> **SUPPLIED MATERIAL**:
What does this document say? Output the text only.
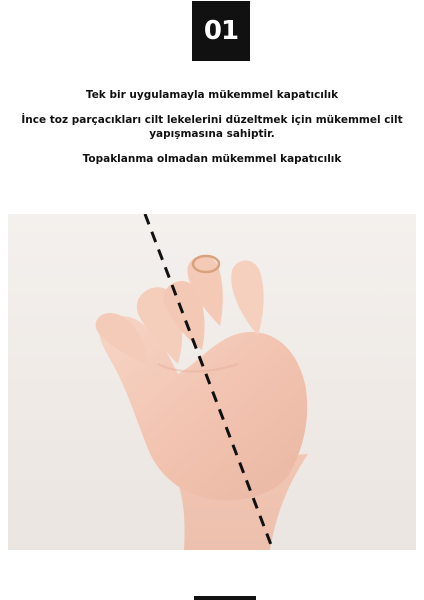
01

Tek bir uygulamayla mükemmel kapatıcılık

İnce toz parçacıkları cilt lekelerini düzeltmek için mükemmel cilt yapışmasına sahiptir.

Topaklanma olmadan mükemmel kapatıcılık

> **WORK TO COMPLETE**:
Write the entries above out in full, exactly, with no images.

> **RESULT FOR THIS TASK**:
What does this document say? Output the text only.
01

Tek bir uygulamayla mükemmel kapatıcılık

İnce toz parçacıkları cilt lekelerini düzeltmek için mükemmel cilt yapışmasına sahiptir.

Topaklanma olmadan mükemmel kapatıcılık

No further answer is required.